Your task =>
Report each line of the data that has "вертикальной" somewhere in it.

>> BEGIN Working data

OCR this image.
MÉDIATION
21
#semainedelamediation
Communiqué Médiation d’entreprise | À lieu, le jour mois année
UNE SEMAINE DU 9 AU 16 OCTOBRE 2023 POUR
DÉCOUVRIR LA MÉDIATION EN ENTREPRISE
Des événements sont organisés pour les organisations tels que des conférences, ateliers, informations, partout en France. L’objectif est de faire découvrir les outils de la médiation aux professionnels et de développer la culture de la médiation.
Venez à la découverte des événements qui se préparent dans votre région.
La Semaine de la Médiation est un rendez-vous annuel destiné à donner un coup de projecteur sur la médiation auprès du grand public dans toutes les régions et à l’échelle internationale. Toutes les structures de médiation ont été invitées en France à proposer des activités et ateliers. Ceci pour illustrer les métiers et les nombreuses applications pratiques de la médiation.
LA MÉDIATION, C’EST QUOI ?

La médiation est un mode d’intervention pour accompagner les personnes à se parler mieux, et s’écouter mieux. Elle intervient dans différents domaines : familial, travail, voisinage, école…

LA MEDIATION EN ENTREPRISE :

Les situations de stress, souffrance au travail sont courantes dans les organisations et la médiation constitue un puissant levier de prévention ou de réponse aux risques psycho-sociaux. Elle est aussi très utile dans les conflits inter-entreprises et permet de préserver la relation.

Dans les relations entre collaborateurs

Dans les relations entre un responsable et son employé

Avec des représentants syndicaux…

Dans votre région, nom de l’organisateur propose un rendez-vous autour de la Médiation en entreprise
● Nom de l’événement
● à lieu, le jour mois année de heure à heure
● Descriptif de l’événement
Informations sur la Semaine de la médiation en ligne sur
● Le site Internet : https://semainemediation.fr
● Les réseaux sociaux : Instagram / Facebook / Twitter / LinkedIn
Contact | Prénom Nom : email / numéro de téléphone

>> END Working data
>> BEGIN Working data

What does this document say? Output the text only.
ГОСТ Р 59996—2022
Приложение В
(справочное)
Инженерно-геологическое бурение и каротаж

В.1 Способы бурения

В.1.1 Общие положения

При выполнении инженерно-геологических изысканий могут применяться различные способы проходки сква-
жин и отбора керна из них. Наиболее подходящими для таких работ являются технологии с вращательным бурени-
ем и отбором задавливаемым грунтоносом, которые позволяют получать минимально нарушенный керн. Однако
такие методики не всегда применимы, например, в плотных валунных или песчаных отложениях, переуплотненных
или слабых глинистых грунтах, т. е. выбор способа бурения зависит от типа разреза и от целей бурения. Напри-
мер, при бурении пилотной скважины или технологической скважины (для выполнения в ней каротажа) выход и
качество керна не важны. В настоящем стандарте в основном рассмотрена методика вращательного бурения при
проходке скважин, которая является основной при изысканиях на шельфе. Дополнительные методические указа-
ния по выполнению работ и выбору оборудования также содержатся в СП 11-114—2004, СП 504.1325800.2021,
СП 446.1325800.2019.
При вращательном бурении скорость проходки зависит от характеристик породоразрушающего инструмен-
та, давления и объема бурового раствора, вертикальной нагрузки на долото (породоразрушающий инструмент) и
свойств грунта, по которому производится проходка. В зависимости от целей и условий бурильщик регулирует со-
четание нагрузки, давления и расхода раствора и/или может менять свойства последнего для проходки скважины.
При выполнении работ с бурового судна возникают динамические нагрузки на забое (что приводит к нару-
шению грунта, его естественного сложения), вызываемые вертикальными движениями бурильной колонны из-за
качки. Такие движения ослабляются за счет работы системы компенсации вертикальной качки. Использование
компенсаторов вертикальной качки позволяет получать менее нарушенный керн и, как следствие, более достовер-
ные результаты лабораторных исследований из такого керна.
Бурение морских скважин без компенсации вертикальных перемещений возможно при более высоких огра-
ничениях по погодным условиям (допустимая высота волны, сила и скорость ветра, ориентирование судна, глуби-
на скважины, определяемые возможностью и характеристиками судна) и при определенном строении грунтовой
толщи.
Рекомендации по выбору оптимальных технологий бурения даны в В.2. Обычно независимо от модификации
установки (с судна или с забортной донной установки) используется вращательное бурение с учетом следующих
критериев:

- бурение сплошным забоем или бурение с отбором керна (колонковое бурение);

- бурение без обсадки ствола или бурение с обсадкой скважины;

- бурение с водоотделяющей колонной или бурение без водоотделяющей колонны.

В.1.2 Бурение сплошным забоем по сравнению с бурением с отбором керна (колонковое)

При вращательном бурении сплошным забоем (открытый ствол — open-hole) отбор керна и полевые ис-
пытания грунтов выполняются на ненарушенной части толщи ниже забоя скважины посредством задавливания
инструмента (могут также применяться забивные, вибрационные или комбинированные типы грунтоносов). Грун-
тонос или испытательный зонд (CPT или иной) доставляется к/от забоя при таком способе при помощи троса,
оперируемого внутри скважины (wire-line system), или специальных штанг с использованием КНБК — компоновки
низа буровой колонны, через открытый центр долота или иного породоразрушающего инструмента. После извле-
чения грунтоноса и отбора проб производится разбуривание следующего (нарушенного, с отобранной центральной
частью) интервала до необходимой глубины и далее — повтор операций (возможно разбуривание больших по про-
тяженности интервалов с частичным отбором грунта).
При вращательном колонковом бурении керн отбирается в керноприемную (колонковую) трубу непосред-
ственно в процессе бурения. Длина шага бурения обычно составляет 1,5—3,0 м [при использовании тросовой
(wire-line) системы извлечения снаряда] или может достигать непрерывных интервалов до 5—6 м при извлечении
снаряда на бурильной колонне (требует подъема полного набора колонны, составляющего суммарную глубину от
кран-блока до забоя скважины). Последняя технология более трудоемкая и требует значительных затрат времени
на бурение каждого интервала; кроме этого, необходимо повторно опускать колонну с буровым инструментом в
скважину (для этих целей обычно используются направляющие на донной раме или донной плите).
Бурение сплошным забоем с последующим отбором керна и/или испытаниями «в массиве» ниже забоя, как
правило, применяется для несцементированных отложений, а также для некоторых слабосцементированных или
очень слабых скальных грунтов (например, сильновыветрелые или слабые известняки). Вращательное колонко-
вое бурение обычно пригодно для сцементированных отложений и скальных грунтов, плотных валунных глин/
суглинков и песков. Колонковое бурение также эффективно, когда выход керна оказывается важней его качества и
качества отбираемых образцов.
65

>> END Working data

Response to the exercise =>
та, давления и объема бурового раствора, вертикальной нагрузки на долото (породоразрушающий инструмент) и
качки. Такие движения ослабляются за счет работы системы компенсации вертикальной качки. Использование
компенсаторов вертикальной качки позволяет получать менее нарушенный керн и, как следствие, более достовер-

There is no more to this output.